Pull every line containing the word "title" from the records.

** BEGIN Listing **

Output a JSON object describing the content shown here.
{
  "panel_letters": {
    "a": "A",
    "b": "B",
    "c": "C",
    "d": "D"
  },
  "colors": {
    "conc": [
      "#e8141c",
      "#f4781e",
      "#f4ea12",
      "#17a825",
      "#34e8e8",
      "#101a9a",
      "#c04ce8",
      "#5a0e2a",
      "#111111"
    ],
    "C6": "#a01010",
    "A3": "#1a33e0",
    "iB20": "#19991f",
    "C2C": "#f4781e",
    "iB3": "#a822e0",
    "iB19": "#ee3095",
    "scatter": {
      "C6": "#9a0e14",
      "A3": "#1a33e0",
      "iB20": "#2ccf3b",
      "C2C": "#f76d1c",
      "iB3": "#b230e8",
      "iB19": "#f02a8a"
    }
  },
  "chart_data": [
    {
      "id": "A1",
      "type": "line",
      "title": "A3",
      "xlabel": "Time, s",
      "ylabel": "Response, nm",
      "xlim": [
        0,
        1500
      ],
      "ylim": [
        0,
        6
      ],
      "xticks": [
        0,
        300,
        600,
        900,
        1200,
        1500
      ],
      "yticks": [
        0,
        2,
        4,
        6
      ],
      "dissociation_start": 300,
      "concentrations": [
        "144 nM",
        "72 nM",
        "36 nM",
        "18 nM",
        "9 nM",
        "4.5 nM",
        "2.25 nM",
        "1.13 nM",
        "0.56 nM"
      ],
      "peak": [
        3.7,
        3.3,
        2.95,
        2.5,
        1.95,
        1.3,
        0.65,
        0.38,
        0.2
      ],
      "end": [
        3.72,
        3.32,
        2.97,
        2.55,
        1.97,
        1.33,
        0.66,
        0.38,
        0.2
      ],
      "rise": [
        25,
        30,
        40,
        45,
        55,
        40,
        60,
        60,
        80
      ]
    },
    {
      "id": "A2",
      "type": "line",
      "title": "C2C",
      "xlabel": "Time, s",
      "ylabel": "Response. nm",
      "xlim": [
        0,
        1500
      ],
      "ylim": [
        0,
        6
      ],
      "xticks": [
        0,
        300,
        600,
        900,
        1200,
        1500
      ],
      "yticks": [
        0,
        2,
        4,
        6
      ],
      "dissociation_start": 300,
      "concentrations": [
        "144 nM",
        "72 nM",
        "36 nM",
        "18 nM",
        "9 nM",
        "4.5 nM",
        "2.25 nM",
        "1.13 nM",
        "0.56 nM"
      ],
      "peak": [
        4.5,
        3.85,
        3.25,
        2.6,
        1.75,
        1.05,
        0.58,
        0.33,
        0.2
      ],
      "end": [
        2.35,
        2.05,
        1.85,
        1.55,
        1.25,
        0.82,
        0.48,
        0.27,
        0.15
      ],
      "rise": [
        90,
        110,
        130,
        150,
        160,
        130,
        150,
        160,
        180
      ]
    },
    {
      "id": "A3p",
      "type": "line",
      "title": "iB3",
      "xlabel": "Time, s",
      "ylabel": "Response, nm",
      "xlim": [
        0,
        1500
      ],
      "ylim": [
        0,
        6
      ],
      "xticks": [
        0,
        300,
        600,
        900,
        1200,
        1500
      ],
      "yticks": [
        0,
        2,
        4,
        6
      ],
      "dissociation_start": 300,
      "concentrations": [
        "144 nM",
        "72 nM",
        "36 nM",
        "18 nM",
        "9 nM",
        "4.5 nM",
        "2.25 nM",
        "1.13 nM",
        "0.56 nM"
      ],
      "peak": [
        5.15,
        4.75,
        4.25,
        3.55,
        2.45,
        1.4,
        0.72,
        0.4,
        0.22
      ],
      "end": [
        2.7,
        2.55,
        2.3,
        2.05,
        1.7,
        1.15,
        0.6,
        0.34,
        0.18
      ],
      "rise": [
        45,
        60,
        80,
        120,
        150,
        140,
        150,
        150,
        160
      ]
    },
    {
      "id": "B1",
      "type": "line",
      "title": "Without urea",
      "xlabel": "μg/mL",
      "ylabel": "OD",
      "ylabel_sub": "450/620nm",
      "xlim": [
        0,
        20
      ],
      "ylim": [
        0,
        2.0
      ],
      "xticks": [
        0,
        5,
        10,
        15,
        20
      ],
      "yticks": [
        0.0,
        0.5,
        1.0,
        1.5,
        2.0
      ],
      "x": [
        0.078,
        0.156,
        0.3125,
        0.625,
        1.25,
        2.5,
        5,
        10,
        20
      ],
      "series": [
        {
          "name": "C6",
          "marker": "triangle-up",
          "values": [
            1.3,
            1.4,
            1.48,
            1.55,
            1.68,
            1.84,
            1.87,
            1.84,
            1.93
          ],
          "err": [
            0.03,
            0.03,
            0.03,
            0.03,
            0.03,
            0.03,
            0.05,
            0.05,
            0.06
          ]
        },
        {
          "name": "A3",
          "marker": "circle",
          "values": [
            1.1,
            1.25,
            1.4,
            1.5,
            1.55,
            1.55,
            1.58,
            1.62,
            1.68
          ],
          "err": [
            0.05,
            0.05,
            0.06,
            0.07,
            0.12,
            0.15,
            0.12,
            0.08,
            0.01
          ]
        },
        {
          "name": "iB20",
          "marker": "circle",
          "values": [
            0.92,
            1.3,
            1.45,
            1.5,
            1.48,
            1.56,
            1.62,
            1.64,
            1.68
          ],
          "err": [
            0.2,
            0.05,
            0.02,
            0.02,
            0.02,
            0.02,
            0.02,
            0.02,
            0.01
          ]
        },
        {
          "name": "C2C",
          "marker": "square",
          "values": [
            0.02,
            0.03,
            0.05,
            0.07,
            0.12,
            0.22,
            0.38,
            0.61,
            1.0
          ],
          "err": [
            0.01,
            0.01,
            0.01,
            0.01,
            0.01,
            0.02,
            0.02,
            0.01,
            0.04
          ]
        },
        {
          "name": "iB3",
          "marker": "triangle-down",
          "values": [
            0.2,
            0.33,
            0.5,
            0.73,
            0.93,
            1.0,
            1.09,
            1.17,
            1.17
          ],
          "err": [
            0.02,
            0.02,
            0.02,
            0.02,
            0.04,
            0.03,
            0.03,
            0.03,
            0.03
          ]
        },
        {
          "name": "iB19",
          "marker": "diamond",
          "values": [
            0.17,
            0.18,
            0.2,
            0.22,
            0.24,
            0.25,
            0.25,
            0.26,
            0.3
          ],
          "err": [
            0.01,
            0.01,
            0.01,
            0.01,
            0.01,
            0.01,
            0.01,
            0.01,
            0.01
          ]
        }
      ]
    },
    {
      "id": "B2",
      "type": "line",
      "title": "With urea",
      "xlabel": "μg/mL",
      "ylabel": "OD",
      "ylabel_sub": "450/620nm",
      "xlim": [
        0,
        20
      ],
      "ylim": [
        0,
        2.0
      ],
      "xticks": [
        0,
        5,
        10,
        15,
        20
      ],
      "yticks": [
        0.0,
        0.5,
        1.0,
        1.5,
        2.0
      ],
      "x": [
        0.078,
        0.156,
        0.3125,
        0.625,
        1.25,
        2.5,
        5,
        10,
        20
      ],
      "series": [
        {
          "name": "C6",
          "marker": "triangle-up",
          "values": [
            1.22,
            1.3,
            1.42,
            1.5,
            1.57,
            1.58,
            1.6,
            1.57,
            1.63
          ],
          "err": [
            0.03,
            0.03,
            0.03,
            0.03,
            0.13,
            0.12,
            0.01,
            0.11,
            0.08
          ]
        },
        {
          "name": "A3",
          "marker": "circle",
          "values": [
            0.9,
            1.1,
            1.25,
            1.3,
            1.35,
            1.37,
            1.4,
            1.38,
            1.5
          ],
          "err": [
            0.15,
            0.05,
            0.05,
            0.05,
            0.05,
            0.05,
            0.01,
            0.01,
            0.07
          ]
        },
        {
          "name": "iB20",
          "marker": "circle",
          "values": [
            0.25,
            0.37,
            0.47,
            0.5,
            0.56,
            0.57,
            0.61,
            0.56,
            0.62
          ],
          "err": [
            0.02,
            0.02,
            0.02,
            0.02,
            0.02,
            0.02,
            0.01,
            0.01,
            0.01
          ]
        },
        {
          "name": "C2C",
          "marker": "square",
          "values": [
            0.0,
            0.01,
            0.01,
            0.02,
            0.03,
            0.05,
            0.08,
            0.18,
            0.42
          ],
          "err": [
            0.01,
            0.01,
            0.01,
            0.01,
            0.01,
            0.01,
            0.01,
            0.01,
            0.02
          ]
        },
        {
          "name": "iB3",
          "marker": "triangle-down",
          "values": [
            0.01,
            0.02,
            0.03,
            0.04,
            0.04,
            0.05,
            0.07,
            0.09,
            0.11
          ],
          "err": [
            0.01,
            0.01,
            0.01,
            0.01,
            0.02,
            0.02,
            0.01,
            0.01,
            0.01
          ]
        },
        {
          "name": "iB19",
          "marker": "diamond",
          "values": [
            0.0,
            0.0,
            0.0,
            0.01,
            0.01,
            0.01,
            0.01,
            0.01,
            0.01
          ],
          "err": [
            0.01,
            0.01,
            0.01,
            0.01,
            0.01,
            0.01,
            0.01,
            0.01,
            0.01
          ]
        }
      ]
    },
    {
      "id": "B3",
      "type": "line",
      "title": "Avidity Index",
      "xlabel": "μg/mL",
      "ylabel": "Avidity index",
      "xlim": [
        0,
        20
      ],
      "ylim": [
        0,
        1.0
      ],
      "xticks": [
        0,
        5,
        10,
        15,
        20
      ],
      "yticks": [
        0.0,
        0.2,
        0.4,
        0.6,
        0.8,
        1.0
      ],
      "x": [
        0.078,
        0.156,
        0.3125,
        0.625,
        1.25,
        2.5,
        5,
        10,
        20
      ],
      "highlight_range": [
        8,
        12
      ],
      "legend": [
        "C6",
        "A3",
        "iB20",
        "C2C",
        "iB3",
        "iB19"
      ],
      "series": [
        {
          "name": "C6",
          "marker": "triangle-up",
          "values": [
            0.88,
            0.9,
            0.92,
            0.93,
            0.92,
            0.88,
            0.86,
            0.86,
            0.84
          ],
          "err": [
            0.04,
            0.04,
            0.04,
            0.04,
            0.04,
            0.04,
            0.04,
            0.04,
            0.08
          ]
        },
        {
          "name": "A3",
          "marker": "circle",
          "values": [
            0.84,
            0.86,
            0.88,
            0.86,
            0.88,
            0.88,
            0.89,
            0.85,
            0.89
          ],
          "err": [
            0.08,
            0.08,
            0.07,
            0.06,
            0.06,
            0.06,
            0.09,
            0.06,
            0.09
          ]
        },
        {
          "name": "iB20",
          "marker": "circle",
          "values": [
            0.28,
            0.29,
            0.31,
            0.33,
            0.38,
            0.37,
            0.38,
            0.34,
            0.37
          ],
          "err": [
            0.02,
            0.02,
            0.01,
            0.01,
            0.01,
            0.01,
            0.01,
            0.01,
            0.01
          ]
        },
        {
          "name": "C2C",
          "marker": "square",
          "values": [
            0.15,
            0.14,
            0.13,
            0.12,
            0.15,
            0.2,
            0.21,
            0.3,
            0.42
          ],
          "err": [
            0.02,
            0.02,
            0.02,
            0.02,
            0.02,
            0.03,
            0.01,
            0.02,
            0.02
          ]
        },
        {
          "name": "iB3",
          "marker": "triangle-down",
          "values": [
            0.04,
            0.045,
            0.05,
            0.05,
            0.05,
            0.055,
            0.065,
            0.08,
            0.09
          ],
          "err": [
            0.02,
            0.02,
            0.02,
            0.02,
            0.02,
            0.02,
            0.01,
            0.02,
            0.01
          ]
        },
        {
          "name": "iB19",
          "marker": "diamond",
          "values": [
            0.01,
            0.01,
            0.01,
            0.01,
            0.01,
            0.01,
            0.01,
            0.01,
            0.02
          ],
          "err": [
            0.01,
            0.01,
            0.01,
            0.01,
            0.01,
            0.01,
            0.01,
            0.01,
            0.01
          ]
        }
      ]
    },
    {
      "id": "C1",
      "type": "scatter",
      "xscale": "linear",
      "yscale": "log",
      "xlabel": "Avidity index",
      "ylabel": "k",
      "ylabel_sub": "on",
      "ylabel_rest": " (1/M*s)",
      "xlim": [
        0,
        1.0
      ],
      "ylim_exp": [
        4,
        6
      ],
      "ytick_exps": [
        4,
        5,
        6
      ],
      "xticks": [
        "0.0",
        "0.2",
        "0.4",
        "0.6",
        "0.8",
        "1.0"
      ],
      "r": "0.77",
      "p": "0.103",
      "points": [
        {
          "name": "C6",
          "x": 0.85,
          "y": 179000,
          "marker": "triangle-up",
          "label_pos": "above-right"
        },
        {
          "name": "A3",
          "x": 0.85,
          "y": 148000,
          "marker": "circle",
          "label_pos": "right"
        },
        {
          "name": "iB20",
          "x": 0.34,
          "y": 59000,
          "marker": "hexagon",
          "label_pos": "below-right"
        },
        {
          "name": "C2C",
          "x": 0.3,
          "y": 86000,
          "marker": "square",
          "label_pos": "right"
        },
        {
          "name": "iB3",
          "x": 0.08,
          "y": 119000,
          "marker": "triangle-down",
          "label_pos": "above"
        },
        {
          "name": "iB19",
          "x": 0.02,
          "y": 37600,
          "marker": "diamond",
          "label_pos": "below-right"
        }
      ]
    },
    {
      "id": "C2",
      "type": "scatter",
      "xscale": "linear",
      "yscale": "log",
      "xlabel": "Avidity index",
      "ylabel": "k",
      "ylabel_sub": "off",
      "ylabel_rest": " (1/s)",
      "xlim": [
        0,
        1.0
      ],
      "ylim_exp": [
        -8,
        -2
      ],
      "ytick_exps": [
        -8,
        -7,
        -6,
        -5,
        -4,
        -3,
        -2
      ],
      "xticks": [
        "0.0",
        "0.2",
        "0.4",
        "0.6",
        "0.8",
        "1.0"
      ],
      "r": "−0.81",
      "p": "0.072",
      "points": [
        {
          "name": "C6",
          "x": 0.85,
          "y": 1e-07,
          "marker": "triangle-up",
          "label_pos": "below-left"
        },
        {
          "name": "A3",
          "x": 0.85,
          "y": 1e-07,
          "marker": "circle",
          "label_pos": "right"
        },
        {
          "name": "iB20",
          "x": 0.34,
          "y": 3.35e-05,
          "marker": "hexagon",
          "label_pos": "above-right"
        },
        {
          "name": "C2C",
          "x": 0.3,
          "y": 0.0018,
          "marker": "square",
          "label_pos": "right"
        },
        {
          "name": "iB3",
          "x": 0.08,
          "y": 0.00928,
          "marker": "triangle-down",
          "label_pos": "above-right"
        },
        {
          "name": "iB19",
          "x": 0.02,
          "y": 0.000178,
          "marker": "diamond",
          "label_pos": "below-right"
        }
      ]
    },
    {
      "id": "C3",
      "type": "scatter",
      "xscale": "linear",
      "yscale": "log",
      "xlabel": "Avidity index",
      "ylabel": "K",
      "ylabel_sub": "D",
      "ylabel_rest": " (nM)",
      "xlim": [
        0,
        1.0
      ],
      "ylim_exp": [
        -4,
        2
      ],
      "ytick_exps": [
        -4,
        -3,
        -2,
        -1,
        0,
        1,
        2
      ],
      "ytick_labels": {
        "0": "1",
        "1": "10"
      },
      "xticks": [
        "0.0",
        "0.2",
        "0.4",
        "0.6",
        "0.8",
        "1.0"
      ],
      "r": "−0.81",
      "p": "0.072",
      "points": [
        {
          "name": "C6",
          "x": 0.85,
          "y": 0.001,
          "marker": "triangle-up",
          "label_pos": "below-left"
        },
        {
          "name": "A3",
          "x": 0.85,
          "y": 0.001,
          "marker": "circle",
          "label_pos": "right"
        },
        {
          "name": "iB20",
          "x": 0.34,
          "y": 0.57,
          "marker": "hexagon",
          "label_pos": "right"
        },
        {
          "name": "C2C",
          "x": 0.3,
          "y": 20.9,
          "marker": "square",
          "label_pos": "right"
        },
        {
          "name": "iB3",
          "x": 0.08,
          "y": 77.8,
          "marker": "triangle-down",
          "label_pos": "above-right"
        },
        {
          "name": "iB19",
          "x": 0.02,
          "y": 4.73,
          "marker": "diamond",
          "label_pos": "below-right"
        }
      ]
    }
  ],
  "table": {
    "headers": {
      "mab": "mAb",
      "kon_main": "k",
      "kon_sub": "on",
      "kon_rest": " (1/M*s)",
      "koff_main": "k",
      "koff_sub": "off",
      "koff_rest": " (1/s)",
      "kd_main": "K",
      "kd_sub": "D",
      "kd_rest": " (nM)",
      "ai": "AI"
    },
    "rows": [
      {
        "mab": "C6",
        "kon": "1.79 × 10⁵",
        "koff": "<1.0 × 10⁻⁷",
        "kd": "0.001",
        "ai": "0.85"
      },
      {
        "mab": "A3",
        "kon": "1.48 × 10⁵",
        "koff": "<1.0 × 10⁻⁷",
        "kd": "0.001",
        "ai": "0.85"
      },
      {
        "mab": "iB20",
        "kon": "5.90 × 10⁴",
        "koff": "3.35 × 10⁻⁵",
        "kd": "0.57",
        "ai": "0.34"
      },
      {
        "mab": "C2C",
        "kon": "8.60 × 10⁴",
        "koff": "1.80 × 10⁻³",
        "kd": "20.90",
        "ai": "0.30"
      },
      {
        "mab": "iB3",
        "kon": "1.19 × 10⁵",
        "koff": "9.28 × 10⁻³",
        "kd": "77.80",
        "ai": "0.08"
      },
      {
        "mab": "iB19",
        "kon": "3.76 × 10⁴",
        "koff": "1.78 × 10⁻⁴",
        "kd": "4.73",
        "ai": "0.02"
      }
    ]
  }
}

** END Listing **

Completed task -
      "title": "A3",
      "title": "C2C",
      "title": "iB3",
      "title": "Without urea",
      "title": "With urea",
      "title": "Avidity Index",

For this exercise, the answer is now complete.